§ AIM OF THE TASK
Give all the rows below again with "page-subtitle" replaced by "page-caption" wherever it appears, and leave everything else unchanged.

_ _ _

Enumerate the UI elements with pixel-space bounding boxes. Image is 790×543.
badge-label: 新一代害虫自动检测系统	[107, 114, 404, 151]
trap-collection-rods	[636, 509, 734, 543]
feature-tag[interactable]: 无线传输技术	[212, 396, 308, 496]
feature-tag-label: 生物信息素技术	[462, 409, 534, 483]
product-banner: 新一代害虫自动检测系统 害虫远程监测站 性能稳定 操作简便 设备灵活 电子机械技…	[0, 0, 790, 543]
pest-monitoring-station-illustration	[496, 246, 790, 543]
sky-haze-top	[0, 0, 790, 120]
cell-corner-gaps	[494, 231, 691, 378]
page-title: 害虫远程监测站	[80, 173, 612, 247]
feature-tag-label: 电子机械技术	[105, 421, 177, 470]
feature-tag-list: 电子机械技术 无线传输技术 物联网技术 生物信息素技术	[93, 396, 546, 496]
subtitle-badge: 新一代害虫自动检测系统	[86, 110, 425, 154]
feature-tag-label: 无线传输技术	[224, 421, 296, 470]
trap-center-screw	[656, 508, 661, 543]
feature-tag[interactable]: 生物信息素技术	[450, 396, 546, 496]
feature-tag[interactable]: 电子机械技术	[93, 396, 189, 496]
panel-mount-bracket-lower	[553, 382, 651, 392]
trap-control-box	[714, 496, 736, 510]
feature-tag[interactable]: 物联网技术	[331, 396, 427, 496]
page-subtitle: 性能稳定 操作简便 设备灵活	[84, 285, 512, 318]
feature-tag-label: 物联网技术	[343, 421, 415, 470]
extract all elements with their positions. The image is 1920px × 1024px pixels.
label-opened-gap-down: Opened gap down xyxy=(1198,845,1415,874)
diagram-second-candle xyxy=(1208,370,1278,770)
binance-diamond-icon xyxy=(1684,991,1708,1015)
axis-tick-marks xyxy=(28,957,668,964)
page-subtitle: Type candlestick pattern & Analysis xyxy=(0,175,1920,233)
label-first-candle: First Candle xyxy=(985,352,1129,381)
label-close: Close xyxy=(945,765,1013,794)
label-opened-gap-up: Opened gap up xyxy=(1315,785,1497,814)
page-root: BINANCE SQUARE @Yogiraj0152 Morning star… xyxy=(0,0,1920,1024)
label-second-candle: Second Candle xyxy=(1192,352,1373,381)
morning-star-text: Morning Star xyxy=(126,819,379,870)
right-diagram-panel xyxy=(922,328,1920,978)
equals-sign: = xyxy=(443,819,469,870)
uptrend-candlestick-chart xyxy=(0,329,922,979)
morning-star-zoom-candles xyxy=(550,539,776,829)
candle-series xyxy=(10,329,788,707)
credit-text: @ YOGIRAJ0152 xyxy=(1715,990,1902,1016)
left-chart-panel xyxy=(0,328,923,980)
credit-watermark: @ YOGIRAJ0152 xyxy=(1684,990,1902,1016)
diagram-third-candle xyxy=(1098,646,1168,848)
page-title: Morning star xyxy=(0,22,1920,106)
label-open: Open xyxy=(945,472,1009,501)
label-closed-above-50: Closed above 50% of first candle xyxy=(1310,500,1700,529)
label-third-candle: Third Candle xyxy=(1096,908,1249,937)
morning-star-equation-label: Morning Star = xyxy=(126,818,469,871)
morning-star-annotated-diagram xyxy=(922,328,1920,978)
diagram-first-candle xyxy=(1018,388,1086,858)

_ _ _

§ TASK RESPONSE
Enumerate the UI elements with pixel-space bounding boxes. Image is 790×543.
badge-label: 新一代害虫自动检测系统	[107, 114, 404, 151]
trap-collection-rods	[636, 509, 734, 543]
feature-tag[interactable]: 无线传输技术	[212, 396, 308, 496]
feature-tag-label: 生物信息素技术	[462, 409, 534, 483]
product-banner: 新一代害虫自动检测系统 害虫远程监测站 性能稳定 操作简便 设备灵活 电子机械技…	[0, 0, 790, 543]
pest-monitoring-station-illustration	[496, 246, 790, 543]
sky-haze-top	[0, 0, 790, 120]
cell-corner-gaps	[494, 231, 691, 378]
page-title: 害虫远程监测站	[80, 173, 612, 247]
feature-tag-label: 电子机械技术	[105, 421, 177, 470]
feature-tag-list: 电子机械技术 无线传输技术 物联网技术 生物信息素技术	[93, 396, 546, 496]
subtitle-badge: 新一代害虫自动检测系统	[86, 110, 425, 154]
feature-tag-label: 无线传输技术	[224, 421, 296, 470]
trap-center-screw	[656, 508, 661, 543]
feature-tag[interactable]: 生物信息素技术	[450, 396, 546, 496]
feature-tag[interactable]: 电子机械技术	[93, 396, 189, 496]
panel-mount-bracket-lower	[553, 382, 651, 392]
trap-control-box	[714, 496, 736, 510]
feature-tag[interactable]: 物联网技术	[331, 396, 427, 496]
page-caption: 性能稳定 操作简便 设备灵活	[84, 285, 512, 318]
feature-tag-label: 物联网技术	[343, 421, 415, 470]
extract all elements with their positions. The image is 1920px × 1024px pixels.
label-opened-gap-down: Opened gap down xyxy=(1198,845,1415,874)
diagram-second-candle xyxy=(1208,370,1278,770)
binance-diamond-icon xyxy=(1684,991,1708,1015)
axis-tick-marks xyxy=(28,957,668,964)
page-caption: Type candlestick pattern & Analysis xyxy=(0,175,1920,233)
label-first-candle: First Candle xyxy=(985,352,1129,381)
label-close: Close xyxy=(945,765,1013,794)
label-opened-gap-up: Opened gap up xyxy=(1315,785,1497,814)
page-root: BINANCE SQUARE @Yogiraj0152 Morning star… xyxy=(0,0,1920,1024)
label-second-candle: Second Candle xyxy=(1192,352,1373,381)
morning-star-text: Morning Star xyxy=(126,819,379,870)
right-diagram-panel xyxy=(922,328,1920,978)
equals-sign: = xyxy=(443,819,469,870)
uptrend-candlestick-chart xyxy=(0,329,922,979)
morning-star-zoom-candles xyxy=(550,539,776,829)
candle-series xyxy=(10,329,788,707)
credit-text: @ YOGIRAJ0152 xyxy=(1715,990,1902,1016)
left-chart-panel xyxy=(0,328,923,980)
credit-watermark: @ YOGIRAJ0152 xyxy=(1684,990,1902,1016)
diagram-third-candle xyxy=(1098,646,1168,848)
page-title: Morning star xyxy=(0,22,1920,106)
label-open: Open xyxy=(945,472,1009,501)
label-closed-above-50: Closed above 50% of first candle xyxy=(1310,500,1700,529)
label-third-candle: Third Candle xyxy=(1096,908,1249,937)
morning-star-equation-label: Morning Star = xyxy=(126,818,469,871)
morning-star-annotated-diagram xyxy=(922,328,1920,978)
diagram-first-candle xyxy=(1018,388,1086,858)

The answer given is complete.